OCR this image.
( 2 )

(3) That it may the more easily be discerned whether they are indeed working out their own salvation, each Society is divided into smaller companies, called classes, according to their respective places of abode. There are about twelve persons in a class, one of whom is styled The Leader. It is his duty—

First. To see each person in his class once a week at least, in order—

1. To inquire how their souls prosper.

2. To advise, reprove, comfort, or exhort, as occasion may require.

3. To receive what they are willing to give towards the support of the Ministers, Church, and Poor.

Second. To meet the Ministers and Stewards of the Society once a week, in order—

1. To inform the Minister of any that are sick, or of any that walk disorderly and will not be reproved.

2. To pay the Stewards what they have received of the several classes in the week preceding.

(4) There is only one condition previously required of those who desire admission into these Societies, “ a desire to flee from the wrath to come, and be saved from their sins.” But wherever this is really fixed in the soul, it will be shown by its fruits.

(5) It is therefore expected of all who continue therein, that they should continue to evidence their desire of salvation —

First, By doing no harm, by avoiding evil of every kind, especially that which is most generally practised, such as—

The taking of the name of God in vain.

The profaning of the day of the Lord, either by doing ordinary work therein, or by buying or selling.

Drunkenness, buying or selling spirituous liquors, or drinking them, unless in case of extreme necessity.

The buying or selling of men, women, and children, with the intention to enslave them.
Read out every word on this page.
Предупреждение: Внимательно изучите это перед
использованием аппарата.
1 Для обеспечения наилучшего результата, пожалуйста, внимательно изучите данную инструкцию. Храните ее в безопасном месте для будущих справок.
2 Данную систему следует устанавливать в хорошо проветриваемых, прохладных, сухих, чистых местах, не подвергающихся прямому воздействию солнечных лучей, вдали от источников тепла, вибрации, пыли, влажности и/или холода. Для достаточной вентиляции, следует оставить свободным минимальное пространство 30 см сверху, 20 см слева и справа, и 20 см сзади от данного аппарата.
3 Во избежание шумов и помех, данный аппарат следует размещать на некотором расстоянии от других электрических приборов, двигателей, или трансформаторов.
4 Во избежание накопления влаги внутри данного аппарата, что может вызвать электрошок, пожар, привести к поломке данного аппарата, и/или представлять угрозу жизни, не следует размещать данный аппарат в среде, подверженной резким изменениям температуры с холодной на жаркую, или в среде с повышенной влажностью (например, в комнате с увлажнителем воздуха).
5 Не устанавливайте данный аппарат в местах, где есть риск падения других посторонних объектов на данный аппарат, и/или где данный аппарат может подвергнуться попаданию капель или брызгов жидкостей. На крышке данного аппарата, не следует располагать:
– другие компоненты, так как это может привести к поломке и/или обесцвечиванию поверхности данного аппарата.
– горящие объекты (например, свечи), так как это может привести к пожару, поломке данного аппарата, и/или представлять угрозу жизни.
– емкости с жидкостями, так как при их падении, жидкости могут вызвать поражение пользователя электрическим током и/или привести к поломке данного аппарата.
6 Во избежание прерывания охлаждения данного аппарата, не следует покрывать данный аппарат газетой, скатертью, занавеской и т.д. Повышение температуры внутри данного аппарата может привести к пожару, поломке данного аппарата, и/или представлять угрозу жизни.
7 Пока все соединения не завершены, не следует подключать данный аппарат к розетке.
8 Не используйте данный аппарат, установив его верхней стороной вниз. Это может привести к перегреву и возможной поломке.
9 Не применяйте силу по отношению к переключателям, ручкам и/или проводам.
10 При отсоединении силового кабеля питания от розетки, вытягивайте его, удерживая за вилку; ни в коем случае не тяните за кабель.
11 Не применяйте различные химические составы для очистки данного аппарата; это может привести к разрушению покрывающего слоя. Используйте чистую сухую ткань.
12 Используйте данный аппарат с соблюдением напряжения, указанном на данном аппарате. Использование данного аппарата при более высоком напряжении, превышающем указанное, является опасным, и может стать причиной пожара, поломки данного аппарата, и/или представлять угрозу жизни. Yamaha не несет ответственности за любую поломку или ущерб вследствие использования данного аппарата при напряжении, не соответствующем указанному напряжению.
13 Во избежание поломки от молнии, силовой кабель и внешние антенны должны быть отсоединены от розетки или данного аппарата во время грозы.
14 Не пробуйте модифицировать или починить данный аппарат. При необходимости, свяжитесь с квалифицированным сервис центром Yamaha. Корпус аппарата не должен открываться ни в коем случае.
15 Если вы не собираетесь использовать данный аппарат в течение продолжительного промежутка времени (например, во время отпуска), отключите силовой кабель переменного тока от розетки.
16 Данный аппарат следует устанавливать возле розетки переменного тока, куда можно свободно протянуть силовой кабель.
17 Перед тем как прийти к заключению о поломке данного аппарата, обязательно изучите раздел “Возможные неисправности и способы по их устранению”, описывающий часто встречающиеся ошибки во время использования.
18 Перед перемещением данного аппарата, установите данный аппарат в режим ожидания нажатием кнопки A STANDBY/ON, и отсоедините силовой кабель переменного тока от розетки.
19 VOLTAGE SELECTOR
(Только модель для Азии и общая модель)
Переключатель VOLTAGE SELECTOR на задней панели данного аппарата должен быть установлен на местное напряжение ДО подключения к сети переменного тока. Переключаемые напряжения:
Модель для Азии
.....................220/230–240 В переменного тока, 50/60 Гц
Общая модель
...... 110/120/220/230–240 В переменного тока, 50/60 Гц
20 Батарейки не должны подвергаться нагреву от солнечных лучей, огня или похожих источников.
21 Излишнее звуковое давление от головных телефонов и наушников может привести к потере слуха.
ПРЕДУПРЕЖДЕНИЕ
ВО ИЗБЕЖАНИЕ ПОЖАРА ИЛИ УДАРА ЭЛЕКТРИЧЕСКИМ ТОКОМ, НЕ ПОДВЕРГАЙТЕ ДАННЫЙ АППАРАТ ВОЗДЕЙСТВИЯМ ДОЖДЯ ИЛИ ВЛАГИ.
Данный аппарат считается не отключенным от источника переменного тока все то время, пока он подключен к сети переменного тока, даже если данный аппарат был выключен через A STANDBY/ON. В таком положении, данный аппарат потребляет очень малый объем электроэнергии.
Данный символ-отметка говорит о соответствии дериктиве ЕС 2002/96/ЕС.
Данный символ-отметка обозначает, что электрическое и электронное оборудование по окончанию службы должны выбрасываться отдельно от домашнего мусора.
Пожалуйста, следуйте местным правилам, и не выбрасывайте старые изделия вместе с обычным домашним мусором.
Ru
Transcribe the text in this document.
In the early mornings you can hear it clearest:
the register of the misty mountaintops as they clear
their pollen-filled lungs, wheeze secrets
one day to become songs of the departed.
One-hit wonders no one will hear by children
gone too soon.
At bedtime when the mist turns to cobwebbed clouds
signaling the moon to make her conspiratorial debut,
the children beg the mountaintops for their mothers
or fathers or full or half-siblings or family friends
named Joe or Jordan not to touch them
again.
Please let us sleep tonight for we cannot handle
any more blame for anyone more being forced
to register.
-----
◆ Exercise goal
From the records above, extract every line exactly as it stands.

◆ Correct output
OCR this image.
( 2 )

(3) That it may the more easily be discerned whether they are indeed working out their own salvation, each Society is divided into smaller companies, called classes, according to their respective places of abode. There are about twelve persons in a class, one of whom is styled The Leader. It is his duty—

First. To see each person in his class once a week at least, in order—

1. To inquire how their souls prosper.

2. To advise, reprove, comfort, or exhort, as occasion may require.

3. To receive what they are willing to give towards the support of the Ministers, Church, and Poor.

Second. To meet the Ministers and Stewards of the Society once a week, in order—

1. To inform the Minister of any that are sick, or of any that walk disorderly and will not be reproved.

2. To pay the Stewards what they have received of the several classes in the week preceding.

(4) There is only one condition previously required of those who desire admission into these Societies, “ a desire to flee from the wrath to come, and be saved from their sins.” But wherever this is really fixed in the soul, it will be shown by its fruits.

(5) It is therefore expected of all who continue therein, that they should continue to evidence their desire of salvation —

First, By doing no harm, by avoiding evil of every kind, especially that which is most generally practised, such as—

The taking of the name of God in vain.

The profaning of the day of the Lord, either by doing ordinary work therein, or by buying or selling.

Drunkenness, buying or selling spirituous liquors, or drinking them, unless in case of extreme necessity.

The buying or selling of men, women, and children, with the intention to enslave them.
Read out every word on this page.
Предупреждение: Внимательно изучите это перед
использованием аппарата.
1 Для обеспечения наилучшего результата, пожалуйста, внимательно изучите данную инструкцию. Храните ее в безопасном месте для будущих справок.
2 Данную систему следует устанавливать в хорошо проветриваемых, прохладных, сухих, чистых местах, не подвергающихся прямому воздействию солнечных лучей, вдали от источников тепла, вибрации, пыли, влажности и/или холода. Для достаточной вентиляции, следует оставить свободным минимальное пространство 30 см сверху, 20 см слева и справа, и 20 см сзади от данного аппарата.
3 Во избежание шумов и помех, данный аппарат следует размещать на некотором расстоянии от других электрических приборов, двигателей, или трансформаторов.
4 Во избежание накопления влаги внутри данного аппарата, что может вызвать электрошок, пожар, привести к поломке данного аппарата, и/или представлять угрозу жизни, не следует размещать данный аппарат в среде, подверженной резким изменениям температуры с холодной на жаркую, или в среде с повышенной влажностью (например, в комнате с увлажнителем воздуха).
5 Не устанавливайте данный аппарат в местах, где есть риск падения других посторонних объектов на данный аппарат, и/или где данный аппарат может подвергнуться попаданию капель или брызгов жидкостей. На крышке данного аппарата, не следует располагать:
– другие компоненты, так как это может привести к поломке и/или обесцвечиванию поверхности данного аппарата.
– горящие объекты (например, свечи), так как это может привести к пожару, поломке данного аппарата, и/или представлять угрозу жизни.
– емкости с жидкостями, так как при их падении, жидкости могут вызвать поражение пользователя электрическим током и/или привести к поломке данного аппарата.
6 Во избежание прерывания охлаждения данного аппарата, не следует покрывать данный аппарат газетой, скатертью, занавеской и т.д. Повышение температуры внутри данного аппарата может привести к пожару, поломке данного аппарата, и/или представлять угрозу жизни.
7 Пока все соединения не завершены, не следует подключать данный аппарат к розетке.
8 Не используйте данный аппарат, установив его верхней стороной вниз. Это может привести к перегреву и возможной поломке.
9 Не применяйте силу по отношению к переключателям, ручкам и/или проводам.
10 При отсоединении силового кабеля питания от розетки, вытягивайте его, удерживая за вилку; ни в коем случае не тяните за кабель.
11 Не применяйте различные химические составы для очистки данного аппарата; это может привести к разрушению покрывающего слоя. Используйте чистую сухую ткань.
12 Используйте данный аппарат с соблюдением напряжения, указанном на данном аппарате. Использование данного аппарата при более высоком напряжении, превышающем указанное, является опасным, и может стать причиной пожара, поломки данного аппарата, и/или представлять угрозу жизни. Yamaha не несет ответственности за любую поломку или ущерб вследствие использования данного аппарата при напряжении, не соответствующем указанному напряжению.
13 Во избежание поломки от молнии, силовой кабель и внешние антенны должны быть отсоединены от розетки или данного аппарата во время грозы.
14 Не пробуйте модифицировать или починить данный аппарат. При необходимости, свяжитесь с квалифицированным сервис центром Yamaha. Корпус аппарата не должен открываться ни в коем случае.
15 Если вы не собираетесь использовать данный аппарат в течение продолжительного промежутка времени (например, во время отпуска), отключите силовой кабель переменного тока от розетки.
16 Данный аппарат следует устанавливать возле розетки переменного тока, куда можно свободно протянуть силовой кабель.
17 Перед тем как прийти к заключению о поломке данного аппарата, обязательно изучите раздел “Возможные неисправности и способы по их устранению”, описывающий часто встречающиеся ошибки во время использования.
18 Перед перемещением данного аппарата, установите данный аппарат в режим ожидания нажатием кнопки A STANDBY/ON, и отсоедините силовой кабель переменного тока от розетки.
19 VOLTAGE SELECTOR
(Только модель для Азии и общая модель)
Переключатель VOLTAGE SELECTOR на задней панели данного аппарата должен быть установлен на местное напряжение ДО подключения к сети переменного тока. Переключаемые напряжения:
Модель для Азии
.....................220/230–240 В переменного тока, 50/60 Гц
Общая модель
...... 110/120/220/230–240 В переменного тока, 50/60 Гц
20 Батарейки не должны подвергаться нагреву от солнечных лучей, огня или похожих источников.
21 Излишнее звуковое давление от головных телефонов и наушников может привести к потере слуха.
ПРЕДУПРЕЖДЕНИЕ
ВО ИЗБЕЖАНИЕ ПОЖАРА ИЛИ УДАРА ЭЛЕКТРИЧЕСКИМ ТОКОМ, НЕ ПОДВЕРГАЙТЕ ДАННЫЙ АППАРАТ ВОЗДЕЙСТВИЯМ ДОЖДЯ ИЛИ ВЛАГИ.
Данный аппарат считается не отключенным от источника переменного тока все то время, пока он подключен к сети переменного тока, даже если данный аппарат был выключен через A STANDBY/ON. В таком положении, данный аппарат потребляет очень малый объем электроэнергии.
Данный символ-отметка говорит о соответствии дериктиве ЕС 2002/96/ЕС.
Данный символ-отметка обозначает, что электрическое и электронное оборудование по окончанию службы должны выбрасываться отдельно от домашнего мусора.
Пожалуйста, следуйте местным правилам, и не выбрасывайте старые изделия вместе с обычным домашним мусором.
Ru
Transcribe the text in this document.
In the early mornings you can hear it clearest:
the register of the misty mountaintops as they clear
their pollen-filled lungs, wheeze secrets
one day to become songs of the departed.
One-hit wonders no one will hear by children
gone too soon.
At bedtime when the mist turns to cobwebbed clouds
signaling the moon to make her conspiratorial debut,
the children beg the mountaintops for their mothers
or fathers or full or half-siblings or family friends
named Joe or Jordan not to touch them
again.
Please let us sleep tonight for we cannot handle
any more blame for anyone more being forced
to register.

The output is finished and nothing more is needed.